INSTRUCTIONS FOR THE TASK
Pull out all lines from the listing below in which the word "JSON" appears.

━━━ MATERIAL FOR THE TASK ━━━

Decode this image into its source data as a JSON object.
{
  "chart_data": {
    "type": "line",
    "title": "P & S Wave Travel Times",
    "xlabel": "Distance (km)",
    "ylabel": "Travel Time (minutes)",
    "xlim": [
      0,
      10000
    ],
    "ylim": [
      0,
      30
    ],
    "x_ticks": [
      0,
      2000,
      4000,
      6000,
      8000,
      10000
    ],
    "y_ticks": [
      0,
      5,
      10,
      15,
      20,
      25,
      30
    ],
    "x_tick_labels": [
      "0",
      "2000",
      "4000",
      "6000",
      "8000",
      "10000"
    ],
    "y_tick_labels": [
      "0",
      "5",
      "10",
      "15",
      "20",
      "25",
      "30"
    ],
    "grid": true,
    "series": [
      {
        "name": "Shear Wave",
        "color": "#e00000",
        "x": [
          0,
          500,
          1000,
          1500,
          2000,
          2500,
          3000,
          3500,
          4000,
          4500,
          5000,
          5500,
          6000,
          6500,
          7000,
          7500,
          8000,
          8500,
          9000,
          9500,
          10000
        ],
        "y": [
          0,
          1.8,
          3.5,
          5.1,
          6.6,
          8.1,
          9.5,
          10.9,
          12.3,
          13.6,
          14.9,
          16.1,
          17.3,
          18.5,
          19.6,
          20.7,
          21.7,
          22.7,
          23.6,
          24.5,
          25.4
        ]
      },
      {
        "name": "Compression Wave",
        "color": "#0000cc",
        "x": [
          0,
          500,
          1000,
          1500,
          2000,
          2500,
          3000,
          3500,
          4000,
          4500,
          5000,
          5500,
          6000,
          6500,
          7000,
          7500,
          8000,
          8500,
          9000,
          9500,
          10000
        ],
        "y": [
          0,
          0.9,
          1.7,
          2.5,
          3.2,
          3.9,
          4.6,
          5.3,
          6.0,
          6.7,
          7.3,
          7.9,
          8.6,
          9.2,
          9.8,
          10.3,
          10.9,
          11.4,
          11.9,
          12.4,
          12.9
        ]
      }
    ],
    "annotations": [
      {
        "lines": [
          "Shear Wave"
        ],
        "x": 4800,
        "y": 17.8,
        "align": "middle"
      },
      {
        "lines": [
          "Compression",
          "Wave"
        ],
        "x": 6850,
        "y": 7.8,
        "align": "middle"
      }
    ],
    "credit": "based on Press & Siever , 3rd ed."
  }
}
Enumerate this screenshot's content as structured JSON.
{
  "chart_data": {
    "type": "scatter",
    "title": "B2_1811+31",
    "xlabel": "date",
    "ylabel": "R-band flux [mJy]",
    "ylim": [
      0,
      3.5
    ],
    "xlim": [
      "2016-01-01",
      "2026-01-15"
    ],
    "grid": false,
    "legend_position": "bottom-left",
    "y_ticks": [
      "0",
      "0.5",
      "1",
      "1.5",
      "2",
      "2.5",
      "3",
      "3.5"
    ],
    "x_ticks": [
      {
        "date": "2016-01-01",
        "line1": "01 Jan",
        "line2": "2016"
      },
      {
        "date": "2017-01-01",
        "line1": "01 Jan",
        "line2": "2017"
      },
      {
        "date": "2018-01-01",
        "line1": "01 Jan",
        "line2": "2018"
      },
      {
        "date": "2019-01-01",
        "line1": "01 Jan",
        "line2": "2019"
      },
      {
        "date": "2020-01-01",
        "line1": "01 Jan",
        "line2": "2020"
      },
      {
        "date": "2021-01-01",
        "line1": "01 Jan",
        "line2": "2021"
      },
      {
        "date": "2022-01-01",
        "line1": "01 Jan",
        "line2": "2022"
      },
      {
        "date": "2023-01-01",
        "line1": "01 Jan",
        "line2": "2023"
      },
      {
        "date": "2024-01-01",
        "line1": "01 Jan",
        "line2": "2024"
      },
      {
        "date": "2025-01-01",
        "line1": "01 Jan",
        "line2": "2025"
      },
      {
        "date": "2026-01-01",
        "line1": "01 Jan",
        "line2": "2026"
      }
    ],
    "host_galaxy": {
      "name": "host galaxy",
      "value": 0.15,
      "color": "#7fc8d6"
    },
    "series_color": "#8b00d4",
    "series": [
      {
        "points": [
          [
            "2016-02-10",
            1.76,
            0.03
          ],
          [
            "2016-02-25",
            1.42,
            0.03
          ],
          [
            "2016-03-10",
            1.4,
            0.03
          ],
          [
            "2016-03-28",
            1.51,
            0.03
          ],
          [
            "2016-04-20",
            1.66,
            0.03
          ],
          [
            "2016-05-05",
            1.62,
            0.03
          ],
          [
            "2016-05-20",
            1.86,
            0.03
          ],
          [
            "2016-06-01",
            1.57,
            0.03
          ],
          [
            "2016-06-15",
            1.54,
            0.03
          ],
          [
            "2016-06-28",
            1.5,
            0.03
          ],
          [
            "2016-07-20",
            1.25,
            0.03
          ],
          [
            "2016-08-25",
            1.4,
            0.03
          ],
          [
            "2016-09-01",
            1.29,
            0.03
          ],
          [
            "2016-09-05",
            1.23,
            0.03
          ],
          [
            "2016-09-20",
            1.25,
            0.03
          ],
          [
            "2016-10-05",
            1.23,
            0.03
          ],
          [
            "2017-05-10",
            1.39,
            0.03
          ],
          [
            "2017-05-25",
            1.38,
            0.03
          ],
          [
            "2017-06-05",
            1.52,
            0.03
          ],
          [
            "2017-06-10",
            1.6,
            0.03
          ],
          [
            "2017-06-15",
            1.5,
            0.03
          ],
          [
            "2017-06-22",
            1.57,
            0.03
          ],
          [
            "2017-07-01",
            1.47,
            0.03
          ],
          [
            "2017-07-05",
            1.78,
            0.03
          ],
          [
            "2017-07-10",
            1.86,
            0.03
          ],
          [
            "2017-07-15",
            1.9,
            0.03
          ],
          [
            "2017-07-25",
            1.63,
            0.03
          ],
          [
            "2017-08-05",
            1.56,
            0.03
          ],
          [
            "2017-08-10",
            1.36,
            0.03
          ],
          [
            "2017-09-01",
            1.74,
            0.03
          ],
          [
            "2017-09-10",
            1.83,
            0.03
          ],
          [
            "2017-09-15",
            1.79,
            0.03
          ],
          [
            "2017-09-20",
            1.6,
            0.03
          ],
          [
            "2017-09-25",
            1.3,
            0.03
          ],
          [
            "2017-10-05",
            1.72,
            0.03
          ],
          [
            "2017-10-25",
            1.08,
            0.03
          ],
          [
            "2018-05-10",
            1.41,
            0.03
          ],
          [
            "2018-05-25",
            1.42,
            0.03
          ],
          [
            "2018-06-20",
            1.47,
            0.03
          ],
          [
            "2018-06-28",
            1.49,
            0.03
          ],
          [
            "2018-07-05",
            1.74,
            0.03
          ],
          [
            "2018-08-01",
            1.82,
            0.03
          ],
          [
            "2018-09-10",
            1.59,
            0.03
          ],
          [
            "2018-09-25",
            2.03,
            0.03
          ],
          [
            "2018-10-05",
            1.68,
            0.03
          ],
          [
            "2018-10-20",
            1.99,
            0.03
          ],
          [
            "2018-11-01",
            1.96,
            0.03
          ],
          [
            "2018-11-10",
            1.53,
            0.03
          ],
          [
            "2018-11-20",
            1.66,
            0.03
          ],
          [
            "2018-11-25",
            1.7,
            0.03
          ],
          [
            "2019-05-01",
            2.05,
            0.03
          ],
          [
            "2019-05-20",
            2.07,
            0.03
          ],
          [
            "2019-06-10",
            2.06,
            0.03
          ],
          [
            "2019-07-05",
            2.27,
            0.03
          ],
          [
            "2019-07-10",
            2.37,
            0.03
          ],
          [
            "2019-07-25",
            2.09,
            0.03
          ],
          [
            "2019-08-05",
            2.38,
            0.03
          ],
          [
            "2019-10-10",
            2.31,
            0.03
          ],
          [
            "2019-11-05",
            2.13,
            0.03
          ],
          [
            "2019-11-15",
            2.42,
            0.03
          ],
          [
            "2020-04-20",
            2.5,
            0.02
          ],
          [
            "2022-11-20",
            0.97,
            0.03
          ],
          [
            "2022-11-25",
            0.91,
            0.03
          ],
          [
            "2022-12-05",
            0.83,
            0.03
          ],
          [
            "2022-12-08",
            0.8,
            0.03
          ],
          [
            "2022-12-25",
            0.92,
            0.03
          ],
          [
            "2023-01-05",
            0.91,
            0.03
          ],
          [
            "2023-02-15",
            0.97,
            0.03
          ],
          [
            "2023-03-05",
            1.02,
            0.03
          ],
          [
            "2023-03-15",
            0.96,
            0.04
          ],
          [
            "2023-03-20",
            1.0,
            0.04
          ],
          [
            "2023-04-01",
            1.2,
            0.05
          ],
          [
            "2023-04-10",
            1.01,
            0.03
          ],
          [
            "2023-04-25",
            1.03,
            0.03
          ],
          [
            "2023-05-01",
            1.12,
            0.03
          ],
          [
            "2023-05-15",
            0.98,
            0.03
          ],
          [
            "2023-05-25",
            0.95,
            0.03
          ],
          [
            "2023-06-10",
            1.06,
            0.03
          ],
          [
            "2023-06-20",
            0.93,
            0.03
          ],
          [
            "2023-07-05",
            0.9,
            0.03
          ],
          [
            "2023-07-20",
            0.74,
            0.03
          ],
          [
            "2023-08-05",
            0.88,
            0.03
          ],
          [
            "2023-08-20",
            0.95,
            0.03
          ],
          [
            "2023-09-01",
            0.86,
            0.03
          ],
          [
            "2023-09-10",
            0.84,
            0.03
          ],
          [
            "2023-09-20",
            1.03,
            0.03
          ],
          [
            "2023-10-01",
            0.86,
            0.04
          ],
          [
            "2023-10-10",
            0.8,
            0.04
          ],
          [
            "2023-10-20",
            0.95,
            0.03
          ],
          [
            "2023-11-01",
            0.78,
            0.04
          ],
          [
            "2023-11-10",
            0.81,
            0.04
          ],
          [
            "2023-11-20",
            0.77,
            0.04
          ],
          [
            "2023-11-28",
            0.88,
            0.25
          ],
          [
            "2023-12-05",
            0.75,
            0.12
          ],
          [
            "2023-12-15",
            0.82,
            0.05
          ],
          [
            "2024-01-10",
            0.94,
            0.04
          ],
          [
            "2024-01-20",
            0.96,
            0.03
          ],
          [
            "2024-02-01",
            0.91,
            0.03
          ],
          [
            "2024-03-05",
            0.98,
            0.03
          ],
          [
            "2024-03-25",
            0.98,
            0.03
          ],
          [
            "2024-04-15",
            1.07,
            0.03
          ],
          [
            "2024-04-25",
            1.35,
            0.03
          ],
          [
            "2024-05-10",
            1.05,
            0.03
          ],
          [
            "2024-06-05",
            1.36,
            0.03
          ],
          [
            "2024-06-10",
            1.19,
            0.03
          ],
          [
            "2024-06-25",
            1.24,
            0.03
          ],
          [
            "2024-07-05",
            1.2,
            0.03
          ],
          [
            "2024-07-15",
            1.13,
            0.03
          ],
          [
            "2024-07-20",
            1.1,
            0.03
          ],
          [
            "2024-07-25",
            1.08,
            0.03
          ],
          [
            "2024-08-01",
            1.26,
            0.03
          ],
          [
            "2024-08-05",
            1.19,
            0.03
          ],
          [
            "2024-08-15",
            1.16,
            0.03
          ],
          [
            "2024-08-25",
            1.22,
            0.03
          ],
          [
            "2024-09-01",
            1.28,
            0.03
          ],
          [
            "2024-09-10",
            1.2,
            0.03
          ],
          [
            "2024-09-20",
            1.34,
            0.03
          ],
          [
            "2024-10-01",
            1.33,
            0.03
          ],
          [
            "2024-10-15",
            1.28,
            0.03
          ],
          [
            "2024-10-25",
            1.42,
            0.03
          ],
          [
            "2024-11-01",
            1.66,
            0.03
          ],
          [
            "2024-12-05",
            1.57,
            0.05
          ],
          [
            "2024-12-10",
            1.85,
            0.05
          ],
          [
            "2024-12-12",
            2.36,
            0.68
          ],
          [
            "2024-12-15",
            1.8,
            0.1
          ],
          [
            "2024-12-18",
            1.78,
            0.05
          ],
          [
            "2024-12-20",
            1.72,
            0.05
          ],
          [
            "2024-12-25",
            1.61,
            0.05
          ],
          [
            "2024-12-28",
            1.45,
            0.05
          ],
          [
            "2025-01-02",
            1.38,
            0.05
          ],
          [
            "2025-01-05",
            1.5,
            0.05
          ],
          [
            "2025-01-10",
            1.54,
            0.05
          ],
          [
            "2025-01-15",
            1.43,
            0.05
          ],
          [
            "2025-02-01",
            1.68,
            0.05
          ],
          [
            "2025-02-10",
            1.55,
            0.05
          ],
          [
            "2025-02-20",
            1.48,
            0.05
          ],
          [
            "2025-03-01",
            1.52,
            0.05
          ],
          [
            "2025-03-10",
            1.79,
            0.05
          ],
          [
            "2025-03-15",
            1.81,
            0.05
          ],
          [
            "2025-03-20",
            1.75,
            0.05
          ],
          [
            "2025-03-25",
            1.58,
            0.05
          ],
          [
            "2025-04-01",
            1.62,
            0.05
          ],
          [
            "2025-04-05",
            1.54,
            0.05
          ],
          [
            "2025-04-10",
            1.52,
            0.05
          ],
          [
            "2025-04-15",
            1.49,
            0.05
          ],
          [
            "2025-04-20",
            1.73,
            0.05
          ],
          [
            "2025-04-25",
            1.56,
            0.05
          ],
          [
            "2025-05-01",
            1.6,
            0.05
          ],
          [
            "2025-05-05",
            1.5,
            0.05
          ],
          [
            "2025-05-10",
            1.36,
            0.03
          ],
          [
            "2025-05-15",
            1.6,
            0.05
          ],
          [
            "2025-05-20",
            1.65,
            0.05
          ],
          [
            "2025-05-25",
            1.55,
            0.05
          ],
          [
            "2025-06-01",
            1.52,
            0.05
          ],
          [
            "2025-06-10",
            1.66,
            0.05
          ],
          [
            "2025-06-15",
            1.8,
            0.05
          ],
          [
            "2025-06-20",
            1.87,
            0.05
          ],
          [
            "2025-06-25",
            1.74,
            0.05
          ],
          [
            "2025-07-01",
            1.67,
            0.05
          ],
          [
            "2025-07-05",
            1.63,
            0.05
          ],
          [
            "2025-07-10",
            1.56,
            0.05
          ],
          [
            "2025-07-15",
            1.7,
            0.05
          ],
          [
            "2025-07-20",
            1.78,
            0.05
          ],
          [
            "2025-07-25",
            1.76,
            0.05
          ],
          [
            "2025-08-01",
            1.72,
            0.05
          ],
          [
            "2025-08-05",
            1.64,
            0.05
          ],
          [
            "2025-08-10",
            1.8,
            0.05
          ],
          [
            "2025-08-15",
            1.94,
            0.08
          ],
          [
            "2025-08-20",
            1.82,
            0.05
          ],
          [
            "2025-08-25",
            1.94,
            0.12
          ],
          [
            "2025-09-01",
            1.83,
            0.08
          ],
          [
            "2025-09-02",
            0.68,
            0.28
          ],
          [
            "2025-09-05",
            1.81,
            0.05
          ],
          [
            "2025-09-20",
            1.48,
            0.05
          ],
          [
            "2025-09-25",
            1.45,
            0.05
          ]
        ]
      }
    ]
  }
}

━━━

RESULT FOR THIS EXERCISE
Decode this image into its source data as a JSON object.
Enumerate this screenshot's content as structured JSON.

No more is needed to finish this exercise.